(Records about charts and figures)
— start —
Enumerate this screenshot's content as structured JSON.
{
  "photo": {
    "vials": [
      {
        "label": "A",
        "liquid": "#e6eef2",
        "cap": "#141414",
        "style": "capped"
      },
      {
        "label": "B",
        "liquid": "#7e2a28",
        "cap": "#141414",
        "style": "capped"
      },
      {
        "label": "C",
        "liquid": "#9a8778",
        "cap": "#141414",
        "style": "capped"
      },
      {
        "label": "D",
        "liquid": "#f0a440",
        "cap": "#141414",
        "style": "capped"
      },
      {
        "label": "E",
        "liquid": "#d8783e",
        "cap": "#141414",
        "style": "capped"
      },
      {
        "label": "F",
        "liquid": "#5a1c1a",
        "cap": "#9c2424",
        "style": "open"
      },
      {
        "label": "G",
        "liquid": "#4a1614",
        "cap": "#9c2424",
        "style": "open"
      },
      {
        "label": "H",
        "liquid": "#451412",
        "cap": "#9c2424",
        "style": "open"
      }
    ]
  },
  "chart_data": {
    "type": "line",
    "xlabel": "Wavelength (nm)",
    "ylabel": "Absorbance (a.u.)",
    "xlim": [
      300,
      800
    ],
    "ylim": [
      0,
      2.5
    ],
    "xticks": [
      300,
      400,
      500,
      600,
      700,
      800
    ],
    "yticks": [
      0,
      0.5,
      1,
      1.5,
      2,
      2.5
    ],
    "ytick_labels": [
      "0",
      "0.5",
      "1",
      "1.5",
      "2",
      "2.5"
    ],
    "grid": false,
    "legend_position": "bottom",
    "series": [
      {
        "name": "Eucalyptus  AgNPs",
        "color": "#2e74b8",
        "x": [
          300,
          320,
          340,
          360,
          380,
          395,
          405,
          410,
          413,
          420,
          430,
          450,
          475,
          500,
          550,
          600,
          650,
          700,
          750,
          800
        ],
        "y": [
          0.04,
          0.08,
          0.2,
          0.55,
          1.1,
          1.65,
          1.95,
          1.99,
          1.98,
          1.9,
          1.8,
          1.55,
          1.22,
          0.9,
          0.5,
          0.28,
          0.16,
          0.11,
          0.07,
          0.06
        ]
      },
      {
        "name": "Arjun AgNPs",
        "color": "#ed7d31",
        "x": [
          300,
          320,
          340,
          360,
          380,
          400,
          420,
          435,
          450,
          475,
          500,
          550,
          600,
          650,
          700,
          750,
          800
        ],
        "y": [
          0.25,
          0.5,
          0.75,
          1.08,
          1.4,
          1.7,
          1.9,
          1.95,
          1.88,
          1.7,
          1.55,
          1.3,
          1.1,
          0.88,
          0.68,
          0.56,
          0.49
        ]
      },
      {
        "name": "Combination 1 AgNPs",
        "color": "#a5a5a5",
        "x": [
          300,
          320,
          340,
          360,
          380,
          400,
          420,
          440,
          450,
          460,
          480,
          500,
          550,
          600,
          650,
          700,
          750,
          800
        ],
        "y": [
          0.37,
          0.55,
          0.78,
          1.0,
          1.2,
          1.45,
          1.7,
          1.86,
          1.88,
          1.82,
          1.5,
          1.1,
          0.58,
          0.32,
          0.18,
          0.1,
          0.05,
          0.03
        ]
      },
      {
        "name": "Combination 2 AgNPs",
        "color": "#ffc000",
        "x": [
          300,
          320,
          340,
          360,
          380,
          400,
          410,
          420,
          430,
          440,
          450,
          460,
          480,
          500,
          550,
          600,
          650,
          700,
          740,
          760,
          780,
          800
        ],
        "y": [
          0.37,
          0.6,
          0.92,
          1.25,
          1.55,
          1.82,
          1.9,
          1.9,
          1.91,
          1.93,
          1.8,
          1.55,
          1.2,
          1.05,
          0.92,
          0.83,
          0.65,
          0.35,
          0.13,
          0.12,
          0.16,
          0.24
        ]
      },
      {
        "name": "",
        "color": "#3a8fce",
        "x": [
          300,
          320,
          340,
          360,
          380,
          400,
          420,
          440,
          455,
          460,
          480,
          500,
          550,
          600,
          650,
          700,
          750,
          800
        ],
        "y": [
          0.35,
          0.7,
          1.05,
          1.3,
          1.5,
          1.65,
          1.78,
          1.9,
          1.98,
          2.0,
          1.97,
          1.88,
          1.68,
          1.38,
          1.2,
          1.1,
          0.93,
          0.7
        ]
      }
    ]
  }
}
— end —
Please output the entries above, every line exactly as it reads.

Enumerate this screenshot's content as structured JSON.
{
  "photo": {
    "vials": [
      {
        "label": "A",
        "liquid": "#e6eef2",
        "cap": "#141414",
        "style": "capped"
      },
      {
        "label": "B",
        "liquid": "#7e2a28",
        "cap": "#141414",
        "style": "capped"
      },
      {
        "label": "C",
        "liquid": "#9a8778",
        "cap": "#141414",
        "style": "capped"
      },
      {
        "label": "D",
        "liquid": "#f0a440",
        "cap": "#141414",
        "style": "capped"
      },
      {
        "label": "E",
        "liquid": "#d8783e",
        "cap": "#141414",
        "style": "capped"
      },
      {
        "label": "F",
        "liquid": "#5a1c1a",
        "cap": "#9c2424",
        "style": "open"
      },
      {
        "label": "G",
        "liquid": "#4a1614",
        "cap": "#9c2424",
        "style": "open"
      },
      {
        "label": "H",
        "liquid": "#451412",
        "cap": "#9c2424",
        "style": "open"
      }
    ]
  },
  "chart_data": {
    "type": "line",
    "xlabel": "Wavelength (nm)",
    "ylabel": "Absorbance (a.u.)",
    "xlim": [
      300,
      800
    ],
    "ylim": [
      0,
      2.5
    ],
    "xticks": [
      300,
      400,
      500,
      600,
      700,
      800
    ],
    "yticks": [
      0,
      0.5,
      1,
      1.5,
      2,
      2.5
    ],
    "ytick_labels": [
      "0",
      "0.5",
      "1",
      "1.5",
      "2",
      "2.5"
    ],
    "grid": false,
    "legend_position": "bottom",
    "series": [
      {
        "name": "Eucalyptus  AgNPs",
        "color": "#2e74b8",
        "x": [
          300,
          320,
          340,
          360,
          380,
          395,
          405,
          410,
          413,
          420,
          430,
          450,
          475,
          500,
          550,
          600,
          650,
          700,
          750,
          800
        ],
        "y": [
          0.04,
          0.08,
          0.2,
          0.55,
          1.1,
          1.65,
          1.95,
          1.99,
          1.98,
          1.9,
          1.8,
          1.55,
          1.22,
          0.9,
          0.5,
          0.28,
          0.16,
          0.11,
          0.07,
          0.06
        ]
      },
      {
        "name": "Arjun AgNPs",
        "color": "#ed7d31",
        "x": [
          300,
          320,
          340,
          360,
          380,
          400,
          420,
          435,
          450,
          475,
          500,
          550,
          600,
          650,
          700,
          750,
          800
        ],
        "y": [
          0.25,
          0.5,
          0.75,
          1.08,
          1.4,
          1.7,
          1.9,
          1.95,
          1.88,
          1.7,
          1.55,
          1.3,
          1.1,
          0.88,
          0.68,
          0.56,
          0.49
        ]
      },
      {
        "name": "Combination 1 AgNPs",
        "color": "#a5a5a5",
        "x": [
          300,
          320,
          340,
          360,
          380,
          400,
          420,
          440,
          450,
          460,
          480,
          500,
          550,
          600,
          650,
          700,
          750,
          800
        ],
        "y": [
          0.37,
          0.55,
          0.78,
          1.0,
          1.2,
          1.45,
          1.7,
          1.86,
          1.88,
          1.82,
          1.5,
          1.1,
          0.58,
          0.32,
          0.18,
          0.1,
          0.05,
          0.03
        ]
      },
      {
        "name": "Combination 2 AgNPs",
        "color": "#ffc000",
        "x": [
          300,
          320,
          340,
          360,
          380,
          400,
          410,
          420,
          430,
          440,
          450,
          460,
          480,
          500,
          550,
          600,
          650,
          700,
          740,
          760,
          780,
          800
        ],
        "y": [
          0.37,
          0.6,
          0.92,
          1.25,
          1.55,
          1.82,
          1.9,
          1.9,
          1.91,
          1.93,
          1.8,
          1.55,
          1.2,
          1.05,
          0.92,
          0.83,
          0.65,
          0.35,
          0.13,
          0.12,
          0.16,
          0.24
        ]
      },
      {
        "name": "",
        "color": "#3a8fce",
        "x": [
          300,
          320,
          340,
          360,
          380,
          400,
          420,
          440,
          455,
          460,
          480,
          500,
          550,
          600,
          650,
          700,
          750,
          800
        ],
        "y": [
          0.35,
          0.7,
          1.05,
          1.3,
          1.5,
          1.65,
          1.78,
          1.9,
          1.98,
          2.0,
          1.97,
          1.88,
          1.68,
          1.38,
          1.2,
          1.1,
          0.93,
          0.7
        ]
      }
    ]
  }
}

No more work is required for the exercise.